SOURCE:
##############################

What made you decide to transition from fashion into music? I knew you were going to ask me that. It’s so weird, I was always a musician and I always dressed the way I listened to music. I was actually out of the loop from ’86 until 2000; I was living in Greece and Switzerland and I didn’t see the sort of corporatization—I don’t know how you would put it—of what is now known as the fashion industry. When I was growing up, you dressed according to the band that you were listening to. So if I was listening to Beethoven, I’d be wearing tails; or if I was listening to the Sex Pistols, I’d be making my stuff out of rubbish bags and that’s how it was in the eighties. All this branding, I mean, fashion and music to me was connected, and also you know, I don’t know, I wasn’t around as a recording artist in the seventies, but from what I can gather, people would just sort of knock things off backstage because they couldn’t really afford...I’ve always just got dressed but I’m a musician first and foremost and I would prefer to be blind than deaf any day of the week.
What do you hope to impart to listeners with your lyrics? I have to sing words that I mean and that are honest, but I also don’t want to be too self—in fact I can’t be self-referential at all. Anybody could connect with these because everybody’s had some shit time or a nice time or whatever and it’s kind of psychedelic actually. I make quite a lot of small political points, like you know, “New Nirvana, turn off your TV, that’s not fantasy, executive fantasy dressed up as reality.” Funny enough, Pat [Donne], who is really great, actually checked all my lyrics and all the tunes and they are absolutely original, and I can’t believe that they are—that may be because I didn’t go to music school, so maybe it was a blessing in disguise because I always thought what a loser I was for not ever having gone to school. [Sings] “I’m a loser!”

##############################

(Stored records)
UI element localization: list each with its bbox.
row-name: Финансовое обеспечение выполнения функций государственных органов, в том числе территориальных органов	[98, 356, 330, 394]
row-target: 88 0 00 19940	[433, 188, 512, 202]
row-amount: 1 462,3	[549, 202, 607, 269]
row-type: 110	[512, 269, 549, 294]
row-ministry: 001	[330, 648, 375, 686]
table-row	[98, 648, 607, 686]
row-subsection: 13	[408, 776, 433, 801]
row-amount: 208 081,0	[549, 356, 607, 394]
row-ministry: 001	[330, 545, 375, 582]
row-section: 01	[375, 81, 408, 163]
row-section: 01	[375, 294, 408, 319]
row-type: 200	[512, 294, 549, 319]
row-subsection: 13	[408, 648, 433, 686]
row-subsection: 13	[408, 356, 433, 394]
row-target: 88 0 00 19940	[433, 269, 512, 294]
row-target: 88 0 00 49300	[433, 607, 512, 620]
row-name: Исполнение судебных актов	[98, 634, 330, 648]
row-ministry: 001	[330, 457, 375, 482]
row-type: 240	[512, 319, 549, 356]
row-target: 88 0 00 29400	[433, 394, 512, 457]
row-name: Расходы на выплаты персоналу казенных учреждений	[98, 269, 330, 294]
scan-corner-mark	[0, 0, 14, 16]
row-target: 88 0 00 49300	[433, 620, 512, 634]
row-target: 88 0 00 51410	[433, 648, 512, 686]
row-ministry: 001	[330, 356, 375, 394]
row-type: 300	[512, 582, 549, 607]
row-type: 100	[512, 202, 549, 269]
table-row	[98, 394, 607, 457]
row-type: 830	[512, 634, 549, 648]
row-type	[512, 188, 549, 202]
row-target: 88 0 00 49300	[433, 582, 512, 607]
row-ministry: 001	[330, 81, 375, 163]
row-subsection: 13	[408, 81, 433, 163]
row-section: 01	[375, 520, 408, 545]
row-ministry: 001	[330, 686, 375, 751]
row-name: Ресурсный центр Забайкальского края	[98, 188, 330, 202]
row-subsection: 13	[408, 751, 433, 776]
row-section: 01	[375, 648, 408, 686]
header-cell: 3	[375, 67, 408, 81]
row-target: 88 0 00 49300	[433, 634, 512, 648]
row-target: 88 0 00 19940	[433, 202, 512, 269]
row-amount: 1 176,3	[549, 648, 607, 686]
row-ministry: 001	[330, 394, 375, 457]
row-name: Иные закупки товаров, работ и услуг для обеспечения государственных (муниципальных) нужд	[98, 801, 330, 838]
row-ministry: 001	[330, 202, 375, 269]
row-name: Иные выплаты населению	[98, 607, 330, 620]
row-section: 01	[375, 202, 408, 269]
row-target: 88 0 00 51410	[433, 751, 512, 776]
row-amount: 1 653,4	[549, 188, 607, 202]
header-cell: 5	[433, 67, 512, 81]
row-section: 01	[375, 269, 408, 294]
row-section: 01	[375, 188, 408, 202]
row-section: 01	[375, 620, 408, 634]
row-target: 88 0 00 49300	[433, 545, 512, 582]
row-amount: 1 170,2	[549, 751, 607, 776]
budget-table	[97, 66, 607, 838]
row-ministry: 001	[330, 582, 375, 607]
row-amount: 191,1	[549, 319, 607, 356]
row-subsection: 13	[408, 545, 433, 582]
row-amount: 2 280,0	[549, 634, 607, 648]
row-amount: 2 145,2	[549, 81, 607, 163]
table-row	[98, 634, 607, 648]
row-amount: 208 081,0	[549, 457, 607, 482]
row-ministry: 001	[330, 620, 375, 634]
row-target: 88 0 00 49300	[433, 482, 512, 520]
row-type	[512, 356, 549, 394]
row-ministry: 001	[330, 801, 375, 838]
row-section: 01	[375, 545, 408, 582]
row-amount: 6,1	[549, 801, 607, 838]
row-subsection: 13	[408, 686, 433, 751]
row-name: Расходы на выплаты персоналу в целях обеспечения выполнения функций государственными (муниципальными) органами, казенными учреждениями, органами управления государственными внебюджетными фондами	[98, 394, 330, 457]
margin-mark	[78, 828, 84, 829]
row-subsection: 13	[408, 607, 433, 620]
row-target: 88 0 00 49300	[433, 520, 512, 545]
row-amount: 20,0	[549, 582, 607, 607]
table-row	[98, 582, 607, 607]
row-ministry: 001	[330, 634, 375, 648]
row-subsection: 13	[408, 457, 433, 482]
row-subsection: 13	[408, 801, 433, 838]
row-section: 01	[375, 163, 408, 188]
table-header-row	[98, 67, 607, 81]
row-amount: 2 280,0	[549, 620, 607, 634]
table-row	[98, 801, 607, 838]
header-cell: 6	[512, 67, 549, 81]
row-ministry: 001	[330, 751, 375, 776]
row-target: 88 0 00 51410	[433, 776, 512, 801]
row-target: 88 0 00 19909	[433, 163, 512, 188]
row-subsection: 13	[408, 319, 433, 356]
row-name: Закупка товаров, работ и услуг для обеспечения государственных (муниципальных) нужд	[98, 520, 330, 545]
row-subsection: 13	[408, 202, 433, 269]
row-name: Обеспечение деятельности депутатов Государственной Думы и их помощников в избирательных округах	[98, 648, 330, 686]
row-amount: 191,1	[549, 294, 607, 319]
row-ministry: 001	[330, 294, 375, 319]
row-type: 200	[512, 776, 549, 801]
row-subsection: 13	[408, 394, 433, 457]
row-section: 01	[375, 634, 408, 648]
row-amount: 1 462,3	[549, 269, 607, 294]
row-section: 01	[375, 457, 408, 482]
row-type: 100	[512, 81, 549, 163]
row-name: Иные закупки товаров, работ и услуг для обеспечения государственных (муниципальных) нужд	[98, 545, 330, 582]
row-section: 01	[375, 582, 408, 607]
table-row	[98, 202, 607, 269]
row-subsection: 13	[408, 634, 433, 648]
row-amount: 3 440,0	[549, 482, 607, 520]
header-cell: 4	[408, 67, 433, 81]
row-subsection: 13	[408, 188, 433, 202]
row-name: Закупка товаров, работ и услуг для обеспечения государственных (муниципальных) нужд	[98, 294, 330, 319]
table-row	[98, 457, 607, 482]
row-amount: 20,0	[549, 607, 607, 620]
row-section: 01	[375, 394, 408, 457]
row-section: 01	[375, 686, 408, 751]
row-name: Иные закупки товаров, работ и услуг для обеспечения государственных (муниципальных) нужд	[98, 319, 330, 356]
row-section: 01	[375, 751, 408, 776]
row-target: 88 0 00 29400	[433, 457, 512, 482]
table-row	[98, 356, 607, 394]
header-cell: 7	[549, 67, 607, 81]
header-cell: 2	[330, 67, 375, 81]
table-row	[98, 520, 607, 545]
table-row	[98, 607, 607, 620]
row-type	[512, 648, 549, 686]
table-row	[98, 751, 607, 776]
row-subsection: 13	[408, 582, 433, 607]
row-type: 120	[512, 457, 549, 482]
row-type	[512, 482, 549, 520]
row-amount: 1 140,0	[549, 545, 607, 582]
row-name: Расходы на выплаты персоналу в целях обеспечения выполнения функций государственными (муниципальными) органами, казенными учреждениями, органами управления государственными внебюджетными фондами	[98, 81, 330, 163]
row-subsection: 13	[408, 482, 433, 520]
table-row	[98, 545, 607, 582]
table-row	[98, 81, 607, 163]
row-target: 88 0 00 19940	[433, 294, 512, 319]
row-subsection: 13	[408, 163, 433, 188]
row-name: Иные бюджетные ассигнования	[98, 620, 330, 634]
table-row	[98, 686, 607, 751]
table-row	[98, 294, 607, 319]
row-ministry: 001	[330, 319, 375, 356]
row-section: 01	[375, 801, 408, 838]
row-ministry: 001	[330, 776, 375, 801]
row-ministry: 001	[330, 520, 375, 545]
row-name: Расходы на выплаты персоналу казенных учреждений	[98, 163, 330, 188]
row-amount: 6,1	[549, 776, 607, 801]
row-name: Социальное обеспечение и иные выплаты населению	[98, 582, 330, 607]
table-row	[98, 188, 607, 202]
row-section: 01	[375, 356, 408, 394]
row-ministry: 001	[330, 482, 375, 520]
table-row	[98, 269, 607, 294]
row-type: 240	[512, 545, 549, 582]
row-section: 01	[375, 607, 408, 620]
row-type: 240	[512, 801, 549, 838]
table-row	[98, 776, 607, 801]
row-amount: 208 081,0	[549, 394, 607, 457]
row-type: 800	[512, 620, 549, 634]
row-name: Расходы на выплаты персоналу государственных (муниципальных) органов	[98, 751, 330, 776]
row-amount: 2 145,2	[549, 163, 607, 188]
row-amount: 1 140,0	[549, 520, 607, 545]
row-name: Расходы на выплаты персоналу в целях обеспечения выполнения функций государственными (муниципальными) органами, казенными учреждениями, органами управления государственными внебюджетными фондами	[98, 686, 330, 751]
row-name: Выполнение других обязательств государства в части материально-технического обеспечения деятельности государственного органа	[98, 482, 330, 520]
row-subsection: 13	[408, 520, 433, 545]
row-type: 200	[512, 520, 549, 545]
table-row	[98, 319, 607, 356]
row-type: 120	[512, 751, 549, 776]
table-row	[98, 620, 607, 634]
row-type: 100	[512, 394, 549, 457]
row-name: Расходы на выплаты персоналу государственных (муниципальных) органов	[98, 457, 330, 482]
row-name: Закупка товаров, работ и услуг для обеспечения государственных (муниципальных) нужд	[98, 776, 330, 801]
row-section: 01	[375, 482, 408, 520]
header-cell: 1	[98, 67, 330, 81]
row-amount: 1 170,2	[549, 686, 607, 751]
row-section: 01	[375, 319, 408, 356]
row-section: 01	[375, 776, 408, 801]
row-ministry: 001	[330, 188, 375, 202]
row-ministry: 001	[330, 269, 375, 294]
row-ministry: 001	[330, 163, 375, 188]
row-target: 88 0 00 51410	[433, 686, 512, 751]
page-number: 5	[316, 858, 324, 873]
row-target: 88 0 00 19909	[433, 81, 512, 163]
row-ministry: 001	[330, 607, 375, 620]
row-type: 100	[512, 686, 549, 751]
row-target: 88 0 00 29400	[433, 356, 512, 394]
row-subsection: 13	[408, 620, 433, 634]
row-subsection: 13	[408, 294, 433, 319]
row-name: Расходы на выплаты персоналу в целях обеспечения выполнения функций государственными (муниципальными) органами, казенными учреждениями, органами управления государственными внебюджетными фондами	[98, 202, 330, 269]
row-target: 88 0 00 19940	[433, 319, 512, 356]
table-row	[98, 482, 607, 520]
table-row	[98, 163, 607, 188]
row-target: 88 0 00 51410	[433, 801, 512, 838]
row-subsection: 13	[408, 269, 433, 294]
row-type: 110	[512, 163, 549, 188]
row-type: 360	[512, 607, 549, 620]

##############################

WORK INSTRUCTIONS:
a – According to the interview, where was the speaker living from '86 until 2000?
b – Write out the rows from the first line through the line containing "269, 549, 294]", including both ends.

ANSWERS TO THE EXERCISES:
a – Greece and Switzerland.

b –
UI element localization: list each with its bbox.
row-name: Финансовое обеспечение выполнения функций государственных органов, в том числе территориальных органов	[98, 356, 330, 394]
row-target: 88 0 00 19940	[433, 188, 512, 202]
row-amount: 1 462,3	[549, 202, 607, 269]
row-type: 110	[512, 269, 549, 294]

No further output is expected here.